GOAL:
Reproduce the data below in full and exclude every picture.

RECORDED INFORMATION:

****************

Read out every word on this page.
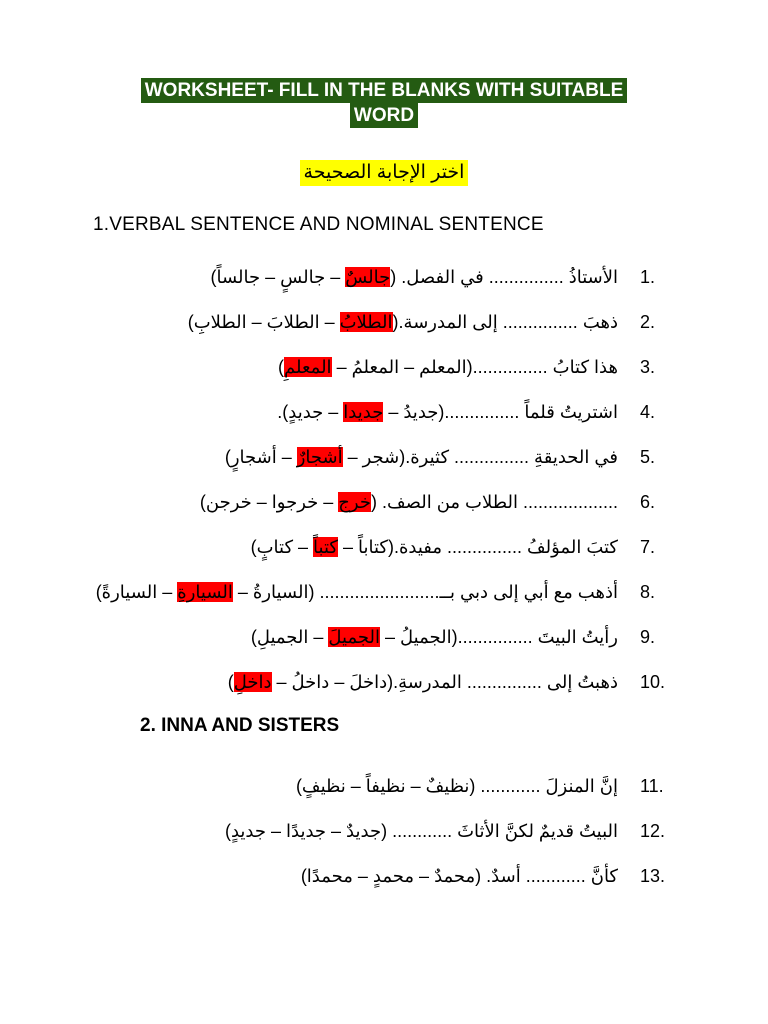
WORKSHEET- FILL IN THE BLANKS WITH SUITABLE
WORD
اختر الإجابة الصحيحة
1.VERBAL SENTENCE AND NOMINAL SENTENCE
الأستاذُ ............... في الفصل. (جالسٌ – جالسٍ – جالساً)	1.
ذهبَ ............... إلى المدرسة.(الطلابُ – الطلابَ – الطلابِ)	2.
هذا كتابُ ...............(المعلم – المعلمُ – المعلمِ)	3.
اشتريتُ قلماً ...............(جديدُ – جديدا – جديدٍ).	4.
في الحديقةِ ............... كثيرة.(شجر – أشجارٌ – أشجارٍ)	5.
................... الطلاب من الصف. (خرج – خرجوا – خرجن)	6.
كتبَ المؤلفُ ............... مفيدة.(كتاباً – كتباً – كتابٍ)	7.
أذهب مع أبي إلى دبي بــ........................ (السيارةُ – السيارةِ – السيارةً)	8.
رأيتُ البيتَ ...............(الجميلُ – الجميلَ – الجميلِ)	9.
ذهبتُ إلى ............... المدرسةِ.(داخلَ – داخلُ – داخلِ)	10.
2. INNA AND SISTERS
إنَّ المنزلَ ............ (نظيفٌ – نظيفاً – نظيفٍ) 11.
البيتُ قديمٌ لكنَّ الأثاثَ ............ (جديدٌ – جديدًا – جديدٍ) 12.
كأنَّ ............ أسدٌ. (محمدٌ – محمدٍ – محمدًا) 13.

****************

EXERCISE SOLUTION:
Read out every word on this page.
WORKSHEET- FILL IN THE BLANKS WITH SUITABLE
WORD
اختر الإجابة الصحيحة
1.VERBAL SENTENCE AND NOMINAL SENTENCE
الأستاذُ ............... في الفصل. (جالسٌ – جالسٍ – جالساً)	1.
ذهبَ ............... إلى المدرسة.(الطلابُ – الطلابَ – الطلابِ)	2.
هذا كتابُ ...............(المعلم – المعلمُ – المعلمِ)	3.
اشتريتُ قلماً ...............(جديدُ – جديدا – جديدٍ).	4.
في الحديقةِ ............... كثيرة.(شجر – أشجارٌ – أشجارٍ)	5.
................... الطلاب من الصف. (خرج – خرجوا – خرجن)	6.
كتبَ المؤلفُ ............... مفيدة.(كتاباً – كتباً – كتابٍ)	7.
أذهب مع أبي إلى دبي بــ........................ (السيارةُ – السيارةِ – السيارةً)	8.
رأيتُ البيتَ ...............(الجميلُ – الجميلَ – الجميلِ)	9.
ذهبتُ إلى ............... المدرسةِ.(داخلَ – داخلُ – داخلِ)	10.
2. INNA AND SISTERS
إنَّ المنزلَ ............ (نظيفٌ – نظيفاً – نظيفٍ) 11.
البيتُ قديمٌ لكنَّ الأثاثَ ............ (جديدٌ – جديدًا – جديدٍ) 12.
كأنَّ ............ أسدٌ. (محمدٌ – محمدٍ – محمدًا) 13.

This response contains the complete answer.